- Task brief
The records that follow are to be repeated exactly, with the pictures removed.
----- Dataset records
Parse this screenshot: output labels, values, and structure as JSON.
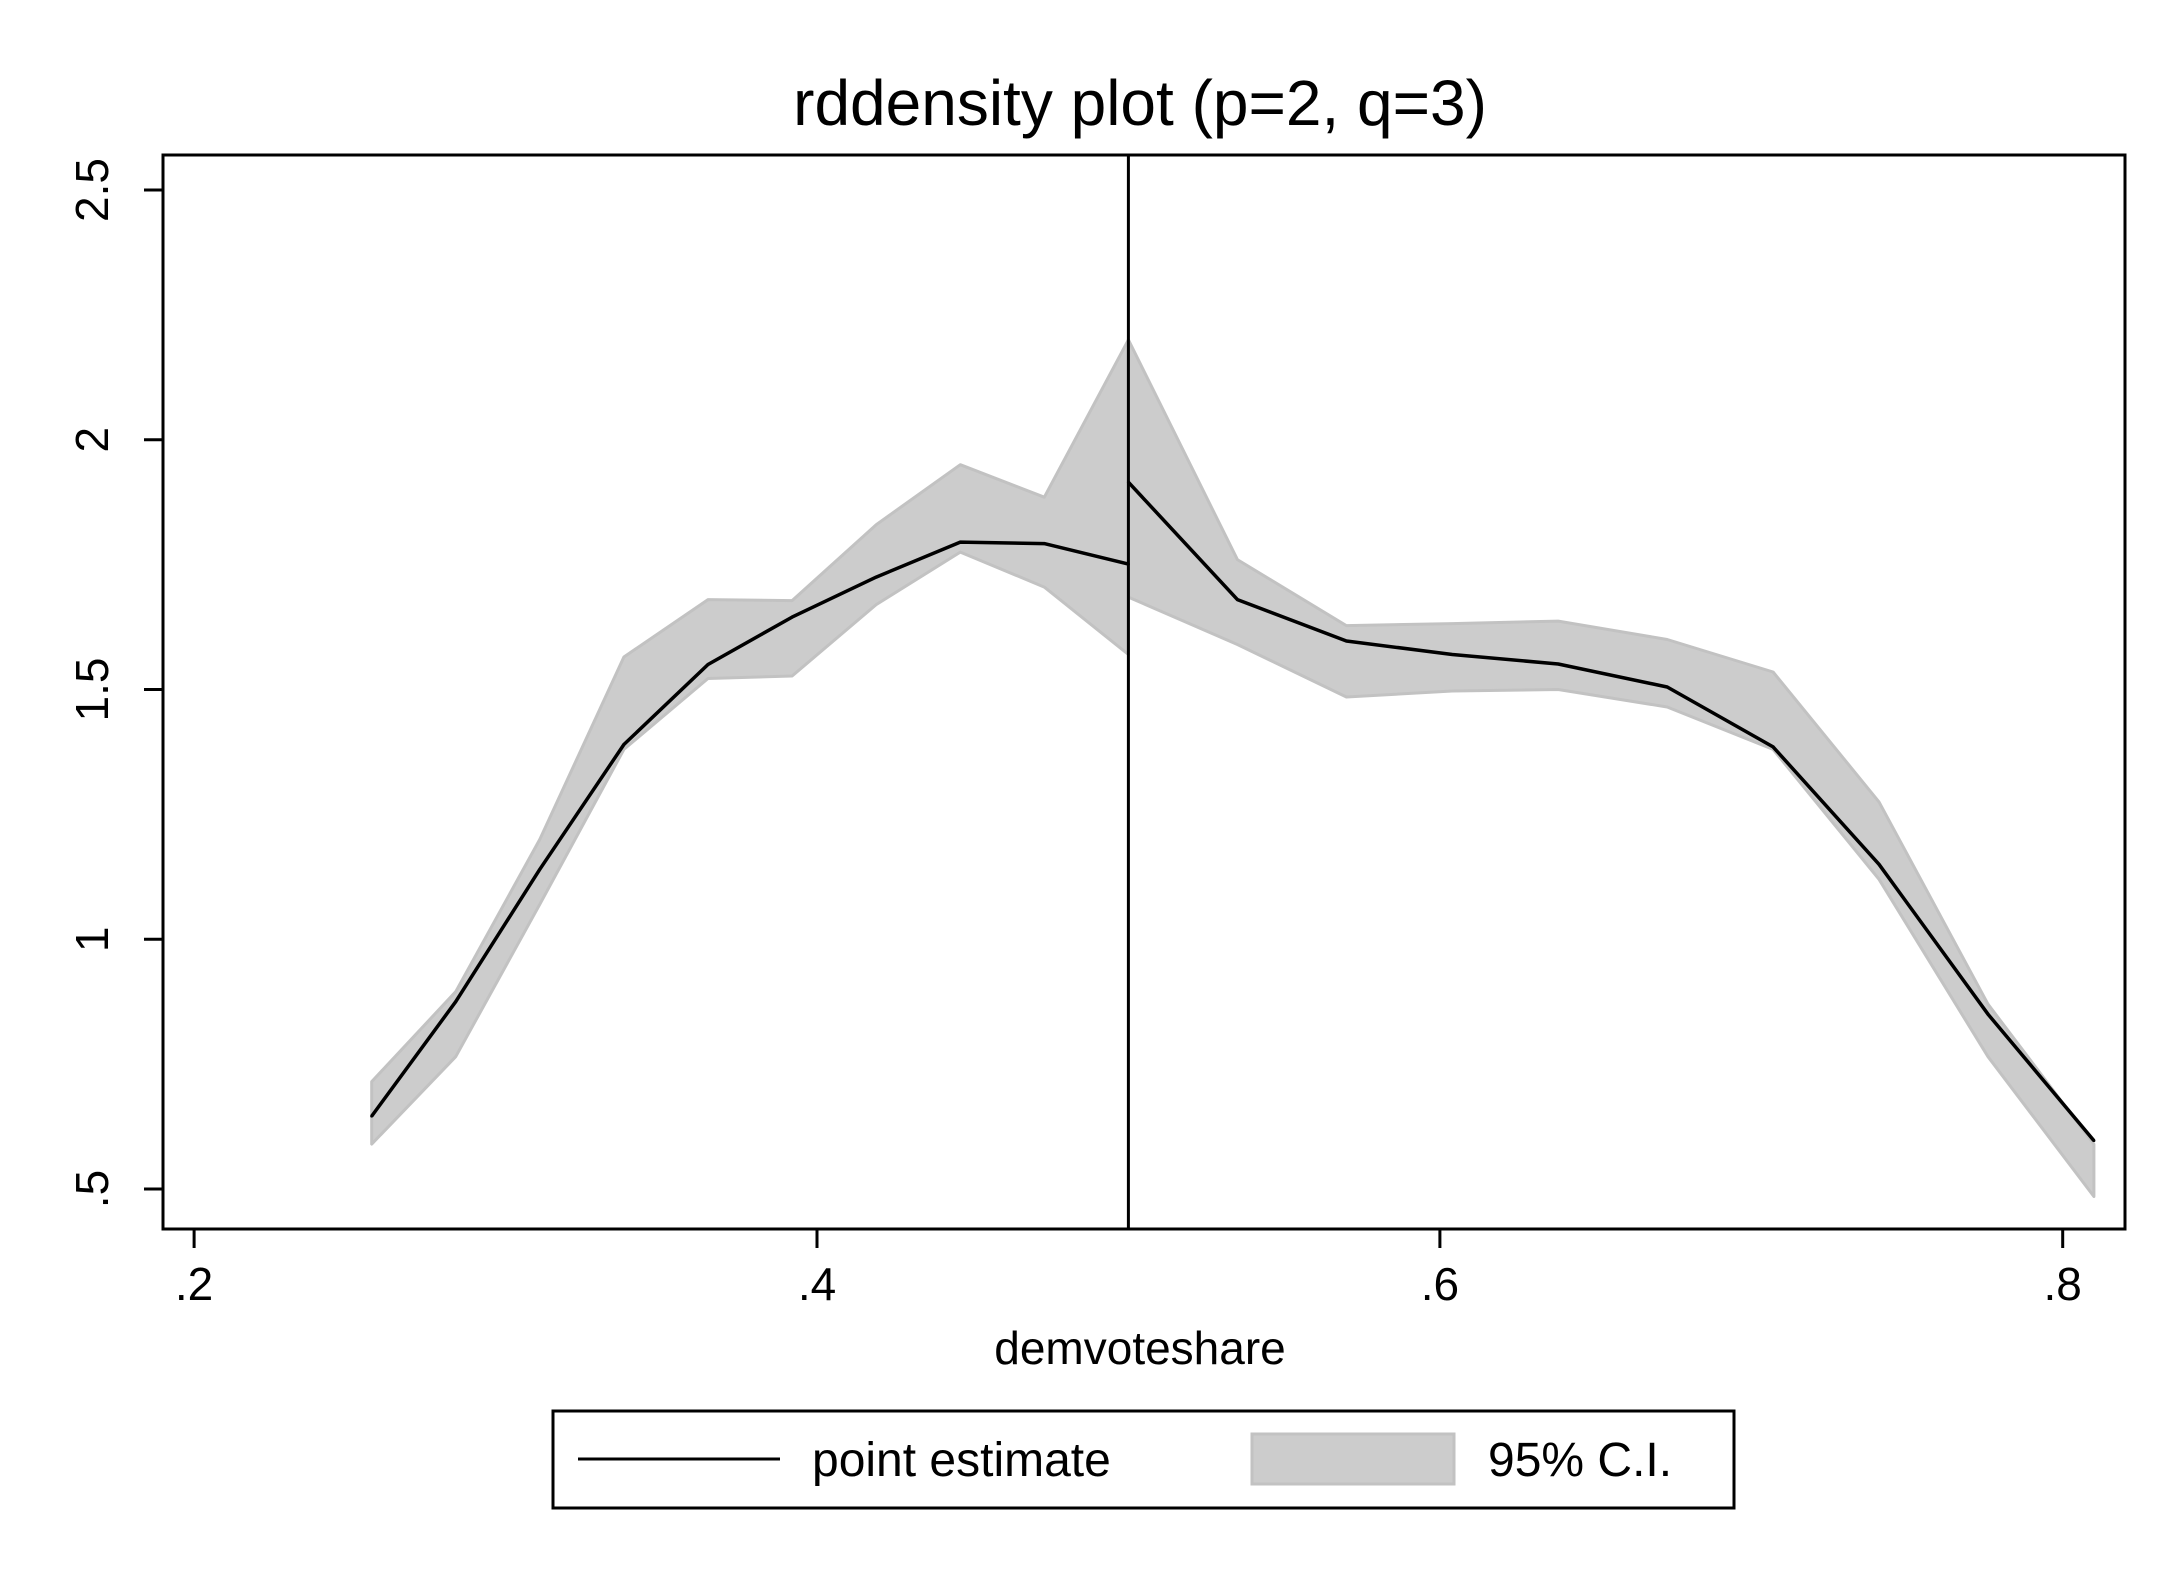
{
  "chart_data": {
    "type": "line",
    "title": "rddensity plot (p=2, q=3)",
    "xlabel": "demvoteshare",
    "ylabel": "",
    "xlim": [
      0.19,
      0.82
    ],
    "ylim": [
      0.42,
      2.57
    ],
    "x_ticks": [
      0.2,
      0.4,
      0.6,
      0.8
    ],
    "x_tick_labels": [
      ".2",
      ".4",
      ".6",
      ".8"
    ],
    "y_ticks": [
      0.5,
      1.0,
      1.5,
      2.0,
      2.5
    ],
    "y_tick_labels": [
      ".5",
      "1",
      "1.5",
      "2",
      "2.5"
    ],
    "cutoff": 0.5,
    "grid": false,
    "legend": {
      "placement": "bottom"
    },
    "colors": {
      "line": "#000000",
      "band": "#cccccc",
      "band_edge": "#c2c2c2",
      "frame": "#000000"
    },
    "series": [
      {
        "name": "point estimate",
        "segments": [
          {
            "x": [
              0.257,
              0.284,
              0.311,
              0.338,
              0.365,
              0.392,
              0.419,
              0.446,
              0.473,
              0.5
            ],
            "y": [
              0.646,
              0.875,
              1.14,
              1.39,
              1.55,
              1.645,
              1.725,
              1.795,
              1.792,
              1.751
            ]
          },
          {
            "x": [
              0.5,
              0.535,
              0.57,
              0.604,
              0.638,
              0.673,
              0.707,
              0.741,
              0.776,
              0.81
            ],
            "y": [
              1.915,
              1.68,
              1.597,
              1.57,
              1.551,
              1.505,
              1.385,
              1.15,
              0.85,
              0.597
            ]
          }
        ]
      },
      {
        "name": "95% C.I.",
        "segments": [
          {
            "x": [
              0.257,
              0.284,
              0.311,
              0.338,
              0.365,
              0.392,
              0.419,
              0.446,
              0.473,
              0.5
            ],
            "lower": [
              0.59,
              0.765,
              1.07,
              1.38,
              1.522,
              1.527,
              1.67,
              1.775,
              1.705,
              1.57
            ],
            "upper": [
              0.715,
              0.895,
              1.2,
              1.565,
              1.68,
              1.678,
              1.83,
              1.95,
              1.885,
              2.2
            ]
          },
          {
            "x": [
              0.5,
              0.535,
              0.57,
              0.604,
              0.638,
              0.673,
              0.707,
              0.741,
              0.776,
              0.81
            ],
            "lower": [
              1.685,
              1.59,
              1.485,
              1.497,
              1.5,
              1.465,
              1.38,
              1.12,
              0.765,
              0.485
            ]
          },
          {
            "x": [
              0.5,
              0.535,
              0.57,
              0.604,
              0.638,
              0.673,
              0.707,
              0.741,
              0.776,
              0.81
            ],
            "upper": [
              2.2,
              1.76,
              1.628,
              1.632,
              1.637,
              1.6,
              1.535,
              1.275,
              0.87,
              0.59
            ]
          }
        ]
      }
    ],
    "legend_entries": [
      {
        "label": "point estimate",
        "style": "line"
      },
      {
        "label": "95% C.I.",
        "style": "area"
      }
    ]
  }
}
----------
- Written answer
Parse this screenshot: output labels, values, and structure as JSON.
{
  "chart_data": {
    "type": "line",
    "title": "rddensity plot (p=2, q=3)",
    "xlabel": "demvoteshare",
    "ylabel": "",
    "xlim": [
      0.19,
      0.82
    ],
    "ylim": [
      0.42,
      2.57
    ],
    "x_ticks": [
      0.2,
      0.4,
      0.6,
      0.8
    ],
    "x_tick_labels": [
      ".2",
      ".4",
      ".6",
      ".8"
    ],
    "y_ticks": [
      0.5,
      1.0,
      1.5,
      2.0,
      2.5
    ],
    "y_tick_labels": [
      ".5",
      "1",
      "1.5",
      "2",
      "2.5"
    ],
    "cutoff": 0.5,
    "grid": false,
    "legend": {
      "placement": "bottom"
    },
    "colors": {
      "line": "#000000",
      "band": "#cccccc",
      "band_edge": "#c2c2c2",
      "frame": "#000000"
    },
    "series": [
      {
        "name": "point estimate",
        "segments": [
          {
            "x": [
              0.257,
              0.284,
              0.311,
              0.338,
              0.365,
              0.392,
              0.419,
              0.446,
              0.473,
              0.5
            ],
            "y": [
              0.646,
              0.875,
              1.14,
              1.39,
              1.55,
              1.645,
              1.725,
              1.795,
              1.792,
              1.751
            ]
          },
          {
            "x": [
              0.5,
              0.535,
              0.57,
              0.604,
              0.638,
              0.673,
              0.707,
              0.741,
              0.776,
              0.81
            ],
            "y": [
              1.915,
              1.68,
              1.597,
              1.57,
              1.551,
              1.505,
              1.385,
              1.15,
              0.85,
              0.597
            ]
          }
        ]
      },
      {
        "name": "95% C.I.",
        "segments": [
          {
            "x": [
              0.257,
              0.284,
              0.311,
              0.338,
              0.365,
              0.392,
              0.419,
              0.446,
              0.473,
              0.5
            ],
            "lower": [
              0.59,
              0.765,
              1.07,
              1.38,
              1.522,
              1.527,
              1.67,
              1.775,
              1.705,
              1.57
            ],
            "upper": [
              0.715,
              0.895,
              1.2,
              1.565,
              1.68,
              1.678,
              1.83,
              1.95,
              1.885,
              2.2
            ]
          },
          {
            "x": [
              0.5,
              0.535,
              0.57,
              0.604,
              0.638,
              0.673,
              0.707,
              0.741,
              0.776,
              0.81
            ],
            "lower": [
              1.685,
              1.59,
              1.485,
              1.497,
              1.5,
              1.465,
              1.38,
              1.12,
              0.765,
              0.485
            ]
          },
          {
            "x": [
              0.5,
              0.535,
              0.57,
              0.604,
              0.638,
              0.673,
              0.707,
              0.741,
              0.776,
              0.81
            ],
            "upper": [
              2.2,
              1.76,
              1.628,
              1.632,
              1.637,
              1.6,
              1.535,
              1.275,
              0.87,
              0.59
            ]
          }
        ]
      }
    ],
    "legend_entries": [
      {
        "label": "point estimate",
        "style": "line"
      },
      {
        "label": "95% C.I.",
        "style": "area"
      }
    ]
  }
}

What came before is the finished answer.